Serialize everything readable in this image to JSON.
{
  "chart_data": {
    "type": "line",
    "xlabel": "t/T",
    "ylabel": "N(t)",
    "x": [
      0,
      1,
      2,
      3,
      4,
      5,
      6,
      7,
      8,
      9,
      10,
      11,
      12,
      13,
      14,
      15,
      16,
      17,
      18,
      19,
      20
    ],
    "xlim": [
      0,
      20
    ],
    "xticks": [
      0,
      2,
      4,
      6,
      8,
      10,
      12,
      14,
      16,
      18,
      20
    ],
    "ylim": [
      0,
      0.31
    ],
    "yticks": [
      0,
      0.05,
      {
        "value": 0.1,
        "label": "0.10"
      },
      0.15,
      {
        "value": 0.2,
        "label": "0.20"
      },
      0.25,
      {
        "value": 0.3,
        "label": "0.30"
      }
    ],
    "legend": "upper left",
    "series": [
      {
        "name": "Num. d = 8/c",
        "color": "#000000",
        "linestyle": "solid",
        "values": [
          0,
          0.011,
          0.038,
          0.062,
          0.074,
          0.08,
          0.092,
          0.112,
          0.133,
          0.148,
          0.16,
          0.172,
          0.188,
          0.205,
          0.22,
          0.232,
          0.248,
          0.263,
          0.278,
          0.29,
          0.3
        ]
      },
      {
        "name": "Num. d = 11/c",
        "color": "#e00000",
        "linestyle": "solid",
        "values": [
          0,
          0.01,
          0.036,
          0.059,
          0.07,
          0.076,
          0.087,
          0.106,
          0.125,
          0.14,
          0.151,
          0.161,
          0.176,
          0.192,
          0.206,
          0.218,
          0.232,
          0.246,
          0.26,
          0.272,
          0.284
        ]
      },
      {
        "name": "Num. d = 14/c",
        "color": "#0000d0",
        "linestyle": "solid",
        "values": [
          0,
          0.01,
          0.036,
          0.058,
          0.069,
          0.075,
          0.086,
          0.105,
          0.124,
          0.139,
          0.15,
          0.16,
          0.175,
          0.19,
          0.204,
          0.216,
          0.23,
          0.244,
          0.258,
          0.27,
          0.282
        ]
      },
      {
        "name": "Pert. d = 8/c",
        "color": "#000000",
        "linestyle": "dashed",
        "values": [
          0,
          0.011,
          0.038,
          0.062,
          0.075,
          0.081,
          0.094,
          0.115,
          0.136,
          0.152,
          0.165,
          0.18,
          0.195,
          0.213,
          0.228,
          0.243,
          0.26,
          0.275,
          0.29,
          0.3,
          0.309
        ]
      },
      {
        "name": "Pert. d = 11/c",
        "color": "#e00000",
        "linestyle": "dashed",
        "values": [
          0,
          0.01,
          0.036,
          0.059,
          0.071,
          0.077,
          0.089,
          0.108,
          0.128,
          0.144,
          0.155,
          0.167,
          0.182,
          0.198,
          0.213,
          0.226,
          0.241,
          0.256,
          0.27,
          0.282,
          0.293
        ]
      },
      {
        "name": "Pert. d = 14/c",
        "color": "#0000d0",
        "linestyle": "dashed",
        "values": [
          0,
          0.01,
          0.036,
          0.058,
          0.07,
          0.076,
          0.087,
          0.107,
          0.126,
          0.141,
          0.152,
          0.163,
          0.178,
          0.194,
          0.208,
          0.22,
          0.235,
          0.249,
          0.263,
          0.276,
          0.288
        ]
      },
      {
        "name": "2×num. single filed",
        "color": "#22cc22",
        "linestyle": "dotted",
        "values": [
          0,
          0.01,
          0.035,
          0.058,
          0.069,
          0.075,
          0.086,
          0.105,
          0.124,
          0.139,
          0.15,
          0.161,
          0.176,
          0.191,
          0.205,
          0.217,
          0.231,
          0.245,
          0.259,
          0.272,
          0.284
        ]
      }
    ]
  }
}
■ ■ ■ ■
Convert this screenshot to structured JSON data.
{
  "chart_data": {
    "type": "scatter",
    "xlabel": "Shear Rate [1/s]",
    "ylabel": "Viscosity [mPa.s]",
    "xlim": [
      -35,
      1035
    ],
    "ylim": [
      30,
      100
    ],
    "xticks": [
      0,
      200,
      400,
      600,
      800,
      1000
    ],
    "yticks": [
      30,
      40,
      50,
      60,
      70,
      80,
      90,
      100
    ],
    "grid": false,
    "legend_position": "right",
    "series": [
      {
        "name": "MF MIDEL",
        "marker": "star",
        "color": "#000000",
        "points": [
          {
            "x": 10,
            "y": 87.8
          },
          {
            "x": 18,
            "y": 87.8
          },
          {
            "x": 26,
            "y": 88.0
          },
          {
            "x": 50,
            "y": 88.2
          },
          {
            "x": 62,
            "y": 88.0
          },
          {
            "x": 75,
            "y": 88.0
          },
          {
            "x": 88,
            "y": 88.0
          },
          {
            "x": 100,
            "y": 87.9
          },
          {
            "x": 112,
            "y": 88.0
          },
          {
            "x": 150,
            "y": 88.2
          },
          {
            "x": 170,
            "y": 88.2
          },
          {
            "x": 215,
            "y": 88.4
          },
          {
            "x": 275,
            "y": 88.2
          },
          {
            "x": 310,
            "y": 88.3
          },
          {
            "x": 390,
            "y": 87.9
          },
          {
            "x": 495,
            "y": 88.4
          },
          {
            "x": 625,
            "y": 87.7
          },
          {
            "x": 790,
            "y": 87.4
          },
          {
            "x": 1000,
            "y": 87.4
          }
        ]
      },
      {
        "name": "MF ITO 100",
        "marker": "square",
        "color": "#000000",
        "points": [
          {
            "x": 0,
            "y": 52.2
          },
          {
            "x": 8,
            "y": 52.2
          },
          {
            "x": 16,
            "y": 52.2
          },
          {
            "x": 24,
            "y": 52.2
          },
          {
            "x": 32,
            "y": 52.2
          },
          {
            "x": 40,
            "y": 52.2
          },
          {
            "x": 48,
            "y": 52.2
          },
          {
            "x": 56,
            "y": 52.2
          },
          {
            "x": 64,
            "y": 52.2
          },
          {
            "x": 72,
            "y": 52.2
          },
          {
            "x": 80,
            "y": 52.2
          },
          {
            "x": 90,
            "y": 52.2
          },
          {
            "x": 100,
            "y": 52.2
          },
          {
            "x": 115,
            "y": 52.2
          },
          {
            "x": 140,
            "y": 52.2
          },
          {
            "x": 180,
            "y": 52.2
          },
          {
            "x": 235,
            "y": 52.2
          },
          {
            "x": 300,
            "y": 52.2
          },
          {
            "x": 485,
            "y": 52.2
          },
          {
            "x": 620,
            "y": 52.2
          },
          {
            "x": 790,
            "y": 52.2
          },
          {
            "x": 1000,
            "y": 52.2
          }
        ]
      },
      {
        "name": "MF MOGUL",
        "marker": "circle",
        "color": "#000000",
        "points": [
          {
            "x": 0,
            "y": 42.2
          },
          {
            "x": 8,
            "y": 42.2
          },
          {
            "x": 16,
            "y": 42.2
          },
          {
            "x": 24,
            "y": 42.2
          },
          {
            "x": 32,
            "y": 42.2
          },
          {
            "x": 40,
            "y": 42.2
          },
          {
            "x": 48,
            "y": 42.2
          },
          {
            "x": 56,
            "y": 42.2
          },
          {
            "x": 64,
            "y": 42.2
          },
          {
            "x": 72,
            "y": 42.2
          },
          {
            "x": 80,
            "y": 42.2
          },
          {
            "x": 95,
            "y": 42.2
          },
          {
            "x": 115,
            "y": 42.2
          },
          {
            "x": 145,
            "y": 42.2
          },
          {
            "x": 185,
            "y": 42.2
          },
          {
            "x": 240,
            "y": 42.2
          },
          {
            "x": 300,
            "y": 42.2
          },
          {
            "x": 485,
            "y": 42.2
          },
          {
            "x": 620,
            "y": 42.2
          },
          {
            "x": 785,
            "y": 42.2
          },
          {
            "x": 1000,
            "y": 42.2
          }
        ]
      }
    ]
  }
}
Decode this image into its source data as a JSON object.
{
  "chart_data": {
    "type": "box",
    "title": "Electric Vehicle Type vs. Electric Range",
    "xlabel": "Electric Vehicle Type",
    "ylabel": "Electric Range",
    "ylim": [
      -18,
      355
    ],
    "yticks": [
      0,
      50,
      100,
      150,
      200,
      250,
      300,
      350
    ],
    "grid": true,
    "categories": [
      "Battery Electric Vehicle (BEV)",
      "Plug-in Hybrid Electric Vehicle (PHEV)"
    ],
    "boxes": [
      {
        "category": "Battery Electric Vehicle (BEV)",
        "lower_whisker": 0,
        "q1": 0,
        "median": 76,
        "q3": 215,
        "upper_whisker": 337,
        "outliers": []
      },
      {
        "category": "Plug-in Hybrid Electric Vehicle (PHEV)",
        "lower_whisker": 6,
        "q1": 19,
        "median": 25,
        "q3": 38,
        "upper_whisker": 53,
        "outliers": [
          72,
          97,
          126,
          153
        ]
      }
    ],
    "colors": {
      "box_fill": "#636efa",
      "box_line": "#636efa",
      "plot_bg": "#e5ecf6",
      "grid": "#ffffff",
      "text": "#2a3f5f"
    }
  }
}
■ ■ ■ ■
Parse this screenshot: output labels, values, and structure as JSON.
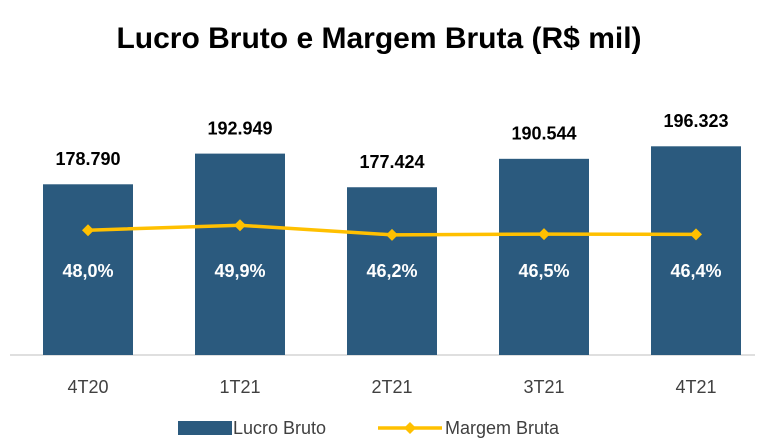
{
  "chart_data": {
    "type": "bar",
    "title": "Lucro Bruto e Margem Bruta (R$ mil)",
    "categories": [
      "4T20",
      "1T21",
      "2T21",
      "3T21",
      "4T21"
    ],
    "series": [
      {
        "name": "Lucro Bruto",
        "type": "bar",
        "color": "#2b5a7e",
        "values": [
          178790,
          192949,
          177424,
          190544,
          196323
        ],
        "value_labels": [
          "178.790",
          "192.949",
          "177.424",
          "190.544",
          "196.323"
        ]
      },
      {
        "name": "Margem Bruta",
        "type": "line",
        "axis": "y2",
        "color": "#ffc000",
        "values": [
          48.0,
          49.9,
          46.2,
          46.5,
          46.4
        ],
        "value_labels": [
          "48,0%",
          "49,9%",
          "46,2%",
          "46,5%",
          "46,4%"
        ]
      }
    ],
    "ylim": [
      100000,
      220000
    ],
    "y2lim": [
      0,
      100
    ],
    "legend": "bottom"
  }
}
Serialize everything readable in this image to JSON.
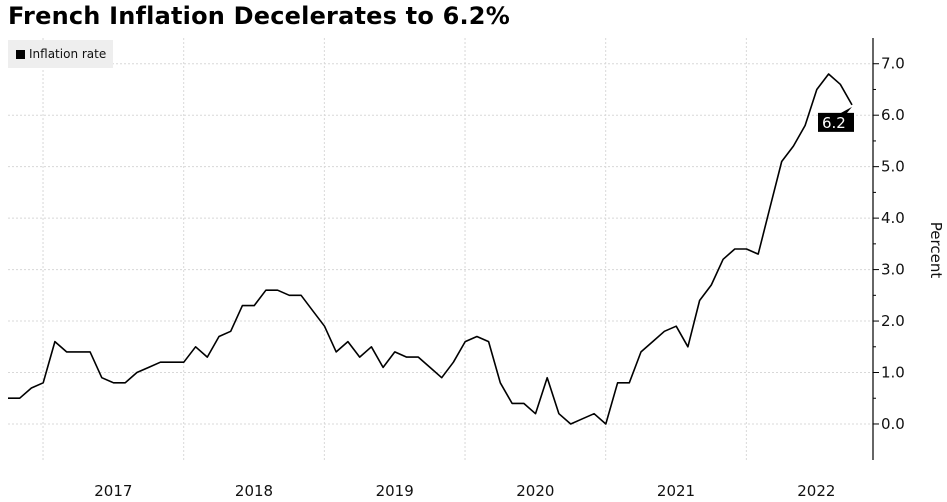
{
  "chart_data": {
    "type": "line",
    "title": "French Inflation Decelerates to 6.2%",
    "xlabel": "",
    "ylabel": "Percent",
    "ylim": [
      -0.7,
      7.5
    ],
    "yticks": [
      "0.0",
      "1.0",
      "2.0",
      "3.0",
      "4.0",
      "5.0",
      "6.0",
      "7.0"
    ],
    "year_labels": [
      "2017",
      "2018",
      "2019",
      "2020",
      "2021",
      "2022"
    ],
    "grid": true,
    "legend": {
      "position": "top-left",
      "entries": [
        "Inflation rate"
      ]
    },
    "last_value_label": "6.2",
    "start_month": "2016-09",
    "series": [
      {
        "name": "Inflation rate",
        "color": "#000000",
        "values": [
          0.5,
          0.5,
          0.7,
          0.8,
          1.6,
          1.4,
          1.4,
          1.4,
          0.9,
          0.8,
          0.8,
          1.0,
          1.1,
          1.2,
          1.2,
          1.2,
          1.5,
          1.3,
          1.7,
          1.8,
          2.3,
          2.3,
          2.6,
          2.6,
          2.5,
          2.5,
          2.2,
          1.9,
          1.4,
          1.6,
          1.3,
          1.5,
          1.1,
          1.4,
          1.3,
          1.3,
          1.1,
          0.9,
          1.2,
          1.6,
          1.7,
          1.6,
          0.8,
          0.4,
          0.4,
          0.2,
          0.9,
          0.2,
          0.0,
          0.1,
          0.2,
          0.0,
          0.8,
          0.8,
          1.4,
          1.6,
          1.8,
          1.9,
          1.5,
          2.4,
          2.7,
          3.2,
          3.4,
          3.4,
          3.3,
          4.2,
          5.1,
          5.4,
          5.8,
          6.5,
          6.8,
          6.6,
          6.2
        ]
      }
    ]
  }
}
■ ■ ■ ■
[Task directions]
Give the number of lines in the entries that hold the word "left", and nothing else.

[Solution to this problem]
2